— Start —
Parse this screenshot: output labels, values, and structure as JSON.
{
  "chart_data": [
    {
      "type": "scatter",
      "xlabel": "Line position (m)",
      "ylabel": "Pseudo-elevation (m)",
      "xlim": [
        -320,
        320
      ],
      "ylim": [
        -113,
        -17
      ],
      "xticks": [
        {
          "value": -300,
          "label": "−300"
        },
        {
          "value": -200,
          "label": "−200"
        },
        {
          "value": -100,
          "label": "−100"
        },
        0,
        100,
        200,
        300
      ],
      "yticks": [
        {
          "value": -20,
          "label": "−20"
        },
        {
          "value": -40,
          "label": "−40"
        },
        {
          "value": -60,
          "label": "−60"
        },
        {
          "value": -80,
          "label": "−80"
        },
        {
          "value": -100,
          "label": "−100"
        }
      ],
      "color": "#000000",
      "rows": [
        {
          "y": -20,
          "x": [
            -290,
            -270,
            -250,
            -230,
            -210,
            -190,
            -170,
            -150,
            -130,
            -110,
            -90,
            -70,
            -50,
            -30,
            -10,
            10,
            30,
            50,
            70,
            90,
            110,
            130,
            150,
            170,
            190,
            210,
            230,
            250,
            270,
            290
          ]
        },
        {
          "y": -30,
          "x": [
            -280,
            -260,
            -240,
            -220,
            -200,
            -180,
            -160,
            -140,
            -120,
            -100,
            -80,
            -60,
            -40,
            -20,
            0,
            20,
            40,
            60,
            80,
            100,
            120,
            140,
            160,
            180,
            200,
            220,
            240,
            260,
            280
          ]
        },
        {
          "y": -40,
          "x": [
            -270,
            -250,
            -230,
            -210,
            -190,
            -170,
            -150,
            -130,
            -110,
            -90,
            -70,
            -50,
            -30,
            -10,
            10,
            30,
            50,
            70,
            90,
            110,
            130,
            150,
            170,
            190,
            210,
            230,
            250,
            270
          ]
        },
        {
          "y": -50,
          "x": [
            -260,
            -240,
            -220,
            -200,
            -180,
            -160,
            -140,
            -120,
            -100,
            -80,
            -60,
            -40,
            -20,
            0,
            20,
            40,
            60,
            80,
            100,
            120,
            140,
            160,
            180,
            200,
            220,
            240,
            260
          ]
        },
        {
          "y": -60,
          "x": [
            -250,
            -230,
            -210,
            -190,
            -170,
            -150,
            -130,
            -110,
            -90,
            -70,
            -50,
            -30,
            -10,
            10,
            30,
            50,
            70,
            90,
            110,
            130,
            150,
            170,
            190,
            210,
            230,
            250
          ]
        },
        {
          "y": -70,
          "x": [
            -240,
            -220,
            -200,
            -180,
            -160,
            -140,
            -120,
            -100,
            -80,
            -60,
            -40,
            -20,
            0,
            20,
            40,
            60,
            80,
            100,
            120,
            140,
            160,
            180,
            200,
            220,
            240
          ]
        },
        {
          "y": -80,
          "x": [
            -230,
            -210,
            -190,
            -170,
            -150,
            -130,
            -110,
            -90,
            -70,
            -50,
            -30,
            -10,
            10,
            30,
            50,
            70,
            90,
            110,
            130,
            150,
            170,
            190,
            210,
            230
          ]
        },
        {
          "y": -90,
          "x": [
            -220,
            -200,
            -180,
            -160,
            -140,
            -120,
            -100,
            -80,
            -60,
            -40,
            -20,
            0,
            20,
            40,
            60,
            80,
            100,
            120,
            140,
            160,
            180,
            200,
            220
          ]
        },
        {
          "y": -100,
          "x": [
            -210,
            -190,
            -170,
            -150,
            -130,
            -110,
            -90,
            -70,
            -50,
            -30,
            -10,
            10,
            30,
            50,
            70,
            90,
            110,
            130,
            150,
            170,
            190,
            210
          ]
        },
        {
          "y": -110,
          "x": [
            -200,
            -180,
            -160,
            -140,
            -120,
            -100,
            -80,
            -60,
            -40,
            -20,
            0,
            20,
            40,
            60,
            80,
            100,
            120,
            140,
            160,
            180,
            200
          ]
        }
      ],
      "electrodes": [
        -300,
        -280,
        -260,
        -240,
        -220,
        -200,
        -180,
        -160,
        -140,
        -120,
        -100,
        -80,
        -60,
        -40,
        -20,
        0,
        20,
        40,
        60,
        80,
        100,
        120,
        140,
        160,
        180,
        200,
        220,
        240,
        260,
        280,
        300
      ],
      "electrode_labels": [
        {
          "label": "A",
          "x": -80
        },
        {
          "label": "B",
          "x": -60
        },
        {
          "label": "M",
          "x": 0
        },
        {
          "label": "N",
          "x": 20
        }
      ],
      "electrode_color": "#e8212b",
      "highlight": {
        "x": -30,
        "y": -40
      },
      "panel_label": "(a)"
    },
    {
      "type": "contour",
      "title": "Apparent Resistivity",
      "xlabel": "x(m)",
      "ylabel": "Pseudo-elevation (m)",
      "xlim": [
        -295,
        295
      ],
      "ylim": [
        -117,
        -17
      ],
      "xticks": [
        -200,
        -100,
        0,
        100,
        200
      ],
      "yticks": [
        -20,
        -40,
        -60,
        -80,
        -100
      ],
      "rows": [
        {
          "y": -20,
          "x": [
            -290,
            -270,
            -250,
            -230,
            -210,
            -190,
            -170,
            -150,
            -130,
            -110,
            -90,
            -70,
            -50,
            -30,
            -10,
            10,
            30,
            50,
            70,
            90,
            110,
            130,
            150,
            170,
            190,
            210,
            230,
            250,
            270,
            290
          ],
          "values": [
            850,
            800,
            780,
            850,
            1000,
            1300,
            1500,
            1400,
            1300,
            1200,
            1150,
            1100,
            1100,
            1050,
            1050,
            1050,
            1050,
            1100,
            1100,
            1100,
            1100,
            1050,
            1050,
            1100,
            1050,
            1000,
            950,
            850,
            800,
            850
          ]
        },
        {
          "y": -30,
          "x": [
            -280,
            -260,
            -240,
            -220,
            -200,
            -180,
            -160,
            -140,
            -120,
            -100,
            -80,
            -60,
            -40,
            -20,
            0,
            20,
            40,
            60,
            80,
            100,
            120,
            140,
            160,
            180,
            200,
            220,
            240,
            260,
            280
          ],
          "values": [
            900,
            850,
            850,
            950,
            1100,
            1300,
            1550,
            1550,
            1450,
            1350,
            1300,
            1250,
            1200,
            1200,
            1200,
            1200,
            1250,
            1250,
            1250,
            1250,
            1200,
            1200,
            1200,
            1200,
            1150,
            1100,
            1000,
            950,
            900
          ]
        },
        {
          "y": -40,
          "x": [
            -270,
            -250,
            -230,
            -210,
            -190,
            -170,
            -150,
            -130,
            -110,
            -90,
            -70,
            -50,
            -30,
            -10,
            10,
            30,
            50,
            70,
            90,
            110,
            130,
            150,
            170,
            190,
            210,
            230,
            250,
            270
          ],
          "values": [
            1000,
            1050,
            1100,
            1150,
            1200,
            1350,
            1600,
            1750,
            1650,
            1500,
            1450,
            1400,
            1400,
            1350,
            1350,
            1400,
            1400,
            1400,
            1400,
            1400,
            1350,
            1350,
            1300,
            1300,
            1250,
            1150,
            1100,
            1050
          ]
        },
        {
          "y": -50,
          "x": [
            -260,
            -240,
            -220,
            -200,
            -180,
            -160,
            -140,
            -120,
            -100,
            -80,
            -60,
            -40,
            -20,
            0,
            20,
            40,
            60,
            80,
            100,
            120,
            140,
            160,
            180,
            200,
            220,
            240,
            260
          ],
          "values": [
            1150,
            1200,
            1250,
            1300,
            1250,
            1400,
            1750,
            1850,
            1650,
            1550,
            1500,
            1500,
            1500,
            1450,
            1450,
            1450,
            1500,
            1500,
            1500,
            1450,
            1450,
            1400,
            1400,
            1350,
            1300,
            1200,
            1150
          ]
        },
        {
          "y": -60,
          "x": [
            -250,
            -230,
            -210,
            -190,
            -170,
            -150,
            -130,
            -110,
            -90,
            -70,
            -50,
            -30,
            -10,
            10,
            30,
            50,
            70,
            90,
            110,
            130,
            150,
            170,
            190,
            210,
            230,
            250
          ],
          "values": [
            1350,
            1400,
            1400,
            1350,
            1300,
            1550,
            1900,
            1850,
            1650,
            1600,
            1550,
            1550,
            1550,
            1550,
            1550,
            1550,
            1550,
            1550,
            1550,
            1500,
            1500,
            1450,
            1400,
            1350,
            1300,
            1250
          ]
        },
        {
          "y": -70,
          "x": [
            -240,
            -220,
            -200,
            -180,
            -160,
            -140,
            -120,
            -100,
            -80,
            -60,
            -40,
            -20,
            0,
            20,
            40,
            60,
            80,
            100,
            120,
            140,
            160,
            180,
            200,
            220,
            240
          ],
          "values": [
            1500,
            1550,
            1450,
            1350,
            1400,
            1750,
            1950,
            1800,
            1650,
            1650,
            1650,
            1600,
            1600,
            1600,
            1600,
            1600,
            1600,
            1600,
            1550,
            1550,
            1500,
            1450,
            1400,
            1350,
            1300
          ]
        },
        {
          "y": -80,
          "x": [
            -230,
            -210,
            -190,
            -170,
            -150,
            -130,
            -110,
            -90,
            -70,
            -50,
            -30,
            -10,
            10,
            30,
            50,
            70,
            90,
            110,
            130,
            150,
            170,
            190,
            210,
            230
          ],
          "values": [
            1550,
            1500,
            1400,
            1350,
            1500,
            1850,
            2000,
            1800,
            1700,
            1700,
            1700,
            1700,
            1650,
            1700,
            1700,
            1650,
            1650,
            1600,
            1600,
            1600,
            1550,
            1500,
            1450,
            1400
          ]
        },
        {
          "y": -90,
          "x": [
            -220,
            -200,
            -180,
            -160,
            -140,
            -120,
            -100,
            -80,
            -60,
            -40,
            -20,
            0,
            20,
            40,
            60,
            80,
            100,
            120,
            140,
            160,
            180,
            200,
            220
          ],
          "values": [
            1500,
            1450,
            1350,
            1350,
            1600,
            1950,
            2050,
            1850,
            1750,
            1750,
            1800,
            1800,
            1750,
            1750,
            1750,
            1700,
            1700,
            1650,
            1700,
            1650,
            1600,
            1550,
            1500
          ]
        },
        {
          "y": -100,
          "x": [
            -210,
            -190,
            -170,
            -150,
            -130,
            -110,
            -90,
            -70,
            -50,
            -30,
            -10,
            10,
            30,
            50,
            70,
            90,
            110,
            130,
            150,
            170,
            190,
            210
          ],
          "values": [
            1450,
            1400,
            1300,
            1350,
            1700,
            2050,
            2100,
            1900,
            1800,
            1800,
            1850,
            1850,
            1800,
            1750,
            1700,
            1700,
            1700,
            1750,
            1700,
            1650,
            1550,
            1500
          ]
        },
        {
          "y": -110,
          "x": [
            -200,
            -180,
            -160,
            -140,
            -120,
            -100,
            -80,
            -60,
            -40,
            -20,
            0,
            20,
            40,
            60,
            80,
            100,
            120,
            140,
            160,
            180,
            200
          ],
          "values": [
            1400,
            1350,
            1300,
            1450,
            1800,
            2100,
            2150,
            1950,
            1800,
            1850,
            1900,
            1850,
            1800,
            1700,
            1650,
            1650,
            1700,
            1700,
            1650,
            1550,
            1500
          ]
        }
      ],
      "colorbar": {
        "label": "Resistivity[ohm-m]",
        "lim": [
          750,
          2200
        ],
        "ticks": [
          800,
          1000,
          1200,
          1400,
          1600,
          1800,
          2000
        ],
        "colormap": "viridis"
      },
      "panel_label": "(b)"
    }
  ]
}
— End —
◆ Work instructions
All lines above containing the string "Resistivity" are to be collected.

◆ The answer
      "title": "Apparent Resistivity",
        "label": "Resistivity[ohm-m]",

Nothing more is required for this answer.